**What is needed:** The exercise asks you to copy every line below in which "místnosti" appears.

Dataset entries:

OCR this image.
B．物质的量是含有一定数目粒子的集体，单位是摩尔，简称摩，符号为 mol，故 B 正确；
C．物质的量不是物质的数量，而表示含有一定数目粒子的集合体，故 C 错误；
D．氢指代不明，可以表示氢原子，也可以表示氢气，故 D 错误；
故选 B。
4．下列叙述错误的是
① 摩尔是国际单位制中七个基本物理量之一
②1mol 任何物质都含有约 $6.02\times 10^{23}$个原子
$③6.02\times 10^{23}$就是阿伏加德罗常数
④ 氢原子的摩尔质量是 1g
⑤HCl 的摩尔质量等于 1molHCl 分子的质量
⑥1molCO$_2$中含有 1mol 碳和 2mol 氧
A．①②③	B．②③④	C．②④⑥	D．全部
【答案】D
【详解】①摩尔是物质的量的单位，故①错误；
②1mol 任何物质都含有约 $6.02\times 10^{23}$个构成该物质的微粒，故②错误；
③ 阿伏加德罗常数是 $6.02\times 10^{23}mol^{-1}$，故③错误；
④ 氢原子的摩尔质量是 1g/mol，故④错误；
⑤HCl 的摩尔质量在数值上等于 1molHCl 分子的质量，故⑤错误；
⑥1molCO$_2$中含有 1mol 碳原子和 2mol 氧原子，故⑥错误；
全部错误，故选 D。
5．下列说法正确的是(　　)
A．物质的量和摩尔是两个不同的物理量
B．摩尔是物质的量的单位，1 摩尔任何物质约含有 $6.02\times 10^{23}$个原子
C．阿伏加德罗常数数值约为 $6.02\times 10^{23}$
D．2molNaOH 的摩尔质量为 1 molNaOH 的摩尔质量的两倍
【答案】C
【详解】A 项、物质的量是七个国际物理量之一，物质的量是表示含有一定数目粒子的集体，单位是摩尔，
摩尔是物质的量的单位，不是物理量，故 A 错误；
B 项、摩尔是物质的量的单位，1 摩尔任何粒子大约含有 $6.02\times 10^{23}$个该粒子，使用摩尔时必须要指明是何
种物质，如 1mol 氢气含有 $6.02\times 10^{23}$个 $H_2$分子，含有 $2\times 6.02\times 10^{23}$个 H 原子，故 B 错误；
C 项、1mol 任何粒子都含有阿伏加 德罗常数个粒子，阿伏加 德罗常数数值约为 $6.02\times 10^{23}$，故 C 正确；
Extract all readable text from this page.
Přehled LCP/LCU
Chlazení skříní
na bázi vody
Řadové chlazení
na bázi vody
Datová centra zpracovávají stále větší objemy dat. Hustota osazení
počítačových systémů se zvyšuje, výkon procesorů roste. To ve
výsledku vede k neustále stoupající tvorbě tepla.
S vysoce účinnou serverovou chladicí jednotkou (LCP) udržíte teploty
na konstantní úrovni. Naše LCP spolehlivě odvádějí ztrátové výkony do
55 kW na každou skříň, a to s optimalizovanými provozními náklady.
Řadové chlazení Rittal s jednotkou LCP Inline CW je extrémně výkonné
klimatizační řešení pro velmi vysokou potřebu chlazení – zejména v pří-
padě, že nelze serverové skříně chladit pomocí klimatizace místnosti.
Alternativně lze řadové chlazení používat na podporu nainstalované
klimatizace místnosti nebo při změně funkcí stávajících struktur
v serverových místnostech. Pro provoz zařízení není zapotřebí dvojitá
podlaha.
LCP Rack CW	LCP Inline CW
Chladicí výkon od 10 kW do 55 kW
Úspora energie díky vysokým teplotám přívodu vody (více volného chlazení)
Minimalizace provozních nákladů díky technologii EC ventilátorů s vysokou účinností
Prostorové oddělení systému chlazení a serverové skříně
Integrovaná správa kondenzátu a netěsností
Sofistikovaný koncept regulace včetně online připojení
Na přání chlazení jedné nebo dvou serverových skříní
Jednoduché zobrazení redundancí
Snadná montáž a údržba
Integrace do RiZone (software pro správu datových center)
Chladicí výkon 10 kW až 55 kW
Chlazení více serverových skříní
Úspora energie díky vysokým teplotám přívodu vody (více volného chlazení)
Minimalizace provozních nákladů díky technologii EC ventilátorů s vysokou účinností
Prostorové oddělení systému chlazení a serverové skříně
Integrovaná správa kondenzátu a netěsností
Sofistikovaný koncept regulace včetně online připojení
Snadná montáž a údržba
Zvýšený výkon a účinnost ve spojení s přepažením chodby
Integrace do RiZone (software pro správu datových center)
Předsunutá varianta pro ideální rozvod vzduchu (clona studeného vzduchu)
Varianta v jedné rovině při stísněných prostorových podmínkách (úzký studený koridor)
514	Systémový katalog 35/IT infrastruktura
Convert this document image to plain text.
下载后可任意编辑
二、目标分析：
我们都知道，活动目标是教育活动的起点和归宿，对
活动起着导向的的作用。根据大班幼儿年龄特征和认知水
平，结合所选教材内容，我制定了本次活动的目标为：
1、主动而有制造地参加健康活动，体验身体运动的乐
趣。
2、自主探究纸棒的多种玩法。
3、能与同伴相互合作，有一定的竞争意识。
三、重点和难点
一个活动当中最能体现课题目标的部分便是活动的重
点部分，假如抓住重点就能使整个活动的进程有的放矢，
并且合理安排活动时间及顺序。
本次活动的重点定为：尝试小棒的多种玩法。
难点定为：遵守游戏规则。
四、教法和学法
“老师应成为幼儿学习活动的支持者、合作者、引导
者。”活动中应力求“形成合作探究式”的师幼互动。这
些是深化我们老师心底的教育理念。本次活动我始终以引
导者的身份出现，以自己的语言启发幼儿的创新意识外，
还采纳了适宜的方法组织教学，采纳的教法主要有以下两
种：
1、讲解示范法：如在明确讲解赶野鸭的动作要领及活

**Answer in full:**
padě, že nelze serverové skříně chladit pomocí klimatizace místnosti.
klimatizace místnosti nebo při změně funkcí stávajících struktur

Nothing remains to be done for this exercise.